■ **Record list**:
○ ○ ○ ○ ○
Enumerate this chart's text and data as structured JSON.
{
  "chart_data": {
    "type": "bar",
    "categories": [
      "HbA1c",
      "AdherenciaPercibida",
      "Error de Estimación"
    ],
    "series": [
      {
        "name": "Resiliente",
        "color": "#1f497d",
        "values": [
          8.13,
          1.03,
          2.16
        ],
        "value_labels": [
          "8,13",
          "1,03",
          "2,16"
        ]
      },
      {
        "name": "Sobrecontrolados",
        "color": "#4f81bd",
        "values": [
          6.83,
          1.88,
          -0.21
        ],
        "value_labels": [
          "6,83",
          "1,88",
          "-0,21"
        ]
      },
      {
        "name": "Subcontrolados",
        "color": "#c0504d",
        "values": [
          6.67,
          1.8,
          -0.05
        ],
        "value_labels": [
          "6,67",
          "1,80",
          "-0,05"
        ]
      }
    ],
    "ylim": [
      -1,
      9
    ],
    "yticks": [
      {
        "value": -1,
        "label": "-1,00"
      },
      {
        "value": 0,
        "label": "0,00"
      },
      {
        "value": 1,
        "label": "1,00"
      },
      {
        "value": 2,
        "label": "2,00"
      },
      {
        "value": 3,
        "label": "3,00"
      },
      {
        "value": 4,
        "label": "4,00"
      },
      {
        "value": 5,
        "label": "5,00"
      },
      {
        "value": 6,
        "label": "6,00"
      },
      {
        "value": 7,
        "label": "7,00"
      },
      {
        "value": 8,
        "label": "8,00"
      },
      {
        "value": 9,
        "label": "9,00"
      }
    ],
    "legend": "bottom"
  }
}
○ ○ ○ ○ ○
■ **Task directions**:
Search the data for "name" and list every line in which it occurs.

■ **Exercise solution**:
        "name": "Resiliente",
        "name": "Sobrecontrolados",
        "name": "Subcontrolados",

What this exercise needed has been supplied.